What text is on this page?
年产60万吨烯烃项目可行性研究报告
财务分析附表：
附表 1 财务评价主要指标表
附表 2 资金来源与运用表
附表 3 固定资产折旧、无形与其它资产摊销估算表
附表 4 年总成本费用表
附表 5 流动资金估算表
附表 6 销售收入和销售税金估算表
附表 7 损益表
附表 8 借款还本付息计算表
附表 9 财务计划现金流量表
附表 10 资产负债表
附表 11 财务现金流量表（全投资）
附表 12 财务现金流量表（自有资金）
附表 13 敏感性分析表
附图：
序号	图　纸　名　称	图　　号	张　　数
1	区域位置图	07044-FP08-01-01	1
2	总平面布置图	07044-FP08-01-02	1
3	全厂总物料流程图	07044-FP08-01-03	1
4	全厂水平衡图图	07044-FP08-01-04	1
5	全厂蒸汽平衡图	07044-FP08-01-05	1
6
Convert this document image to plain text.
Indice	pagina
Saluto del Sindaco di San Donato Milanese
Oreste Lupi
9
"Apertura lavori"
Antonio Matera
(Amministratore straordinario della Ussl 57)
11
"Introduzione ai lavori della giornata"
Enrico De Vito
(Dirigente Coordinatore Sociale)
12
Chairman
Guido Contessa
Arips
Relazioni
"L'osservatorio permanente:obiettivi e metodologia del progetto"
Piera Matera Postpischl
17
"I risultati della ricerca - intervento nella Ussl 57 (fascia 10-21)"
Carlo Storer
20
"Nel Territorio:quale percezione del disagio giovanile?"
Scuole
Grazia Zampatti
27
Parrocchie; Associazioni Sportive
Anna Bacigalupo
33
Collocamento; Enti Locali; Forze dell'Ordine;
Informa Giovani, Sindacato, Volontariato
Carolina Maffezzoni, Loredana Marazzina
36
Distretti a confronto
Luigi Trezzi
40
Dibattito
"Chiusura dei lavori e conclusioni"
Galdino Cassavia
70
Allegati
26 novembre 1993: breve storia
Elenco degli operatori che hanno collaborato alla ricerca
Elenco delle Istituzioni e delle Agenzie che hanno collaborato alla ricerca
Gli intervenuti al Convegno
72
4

Task requirements: Copy every record exactly as presented.

Written response:
What text is on this page?
年产60万吨烯烃项目可行性研究报告
财务分析附表：
附表 1 财务评价主要指标表
附表 2 资金来源与运用表
附表 3 固定资产折旧、无形与其它资产摊销估算表
附表 4 年总成本费用表
附表 5 流动资金估算表
附表 6 销售收入和销售税金估算表
附表 7 损益表
附表 8 借款还本付息计算表
附表 9 财务计划现金流量表
附表 10 资产负债表
附表 11 财务现金流量表（全投资）
附表 12 财务现金流量表（自有资金）
附表 13 敏感性分析表
附图：
序号	图　纸　名　称	图　　号	张　　数
1	区域位置图	07044-FP08-01-01	1
2	总平面布置图	07044-FP08-01-02	1
3	全厂总物料流程图	07044-FP08-01-03	1
4	全厂水平衡图图	07044-FP08-01-04	1
5	全厂蒸汽平衡图	07044-FP08-01-05	1
6
Convert this document image to plain text.
Indice	pagina
Saluto del Sindaco di San Donato Milanese
Oreste Lupi
9
"Apertura lavori"
Antonio Matera
(Amministratore straordinario della Ussl 57)
11
"Introduzione ai lavori della giornata"
Enrico De Vito
(Dirigente Coordinatore Sociale)
12
Chairman
Guido Contessa
Arips
Relazioni
"L'osservatorio permanente:obiettivi e metodologia del progetto"
Piera Matera Postpischl
17
"I risultati della ricerca - intervento nella Ussl 57 (fascia 10-21)"
Carlo Storer
20
"Nel Territorio:quale percezione del disagio giovanile?"
Scuole
Grazia Zampatti
27
Parrocchie; Associazioni Sportive
Anna Bacigalupo
33
Collocamento; Enti Locali; Forze dell'Ordine;
Informa Giovani, Sindacato, Volontariato
Carolina Maffezzoni, Loredana Marazzina
36
Distretti a confronto
Luigi Trezzi
40
Dibattito
"Chiusura dei lavori e conclusioni"
Galdino Cassavia
70
Allegati
26 novembre 1993: breve storia
Elenco degli operatori che hanno collaborato alla ricerca
Elenco delle Istituzioni e delle Agenzie che hanno collaborato alla ricerca
Gli intervenuti al Convegno
72
4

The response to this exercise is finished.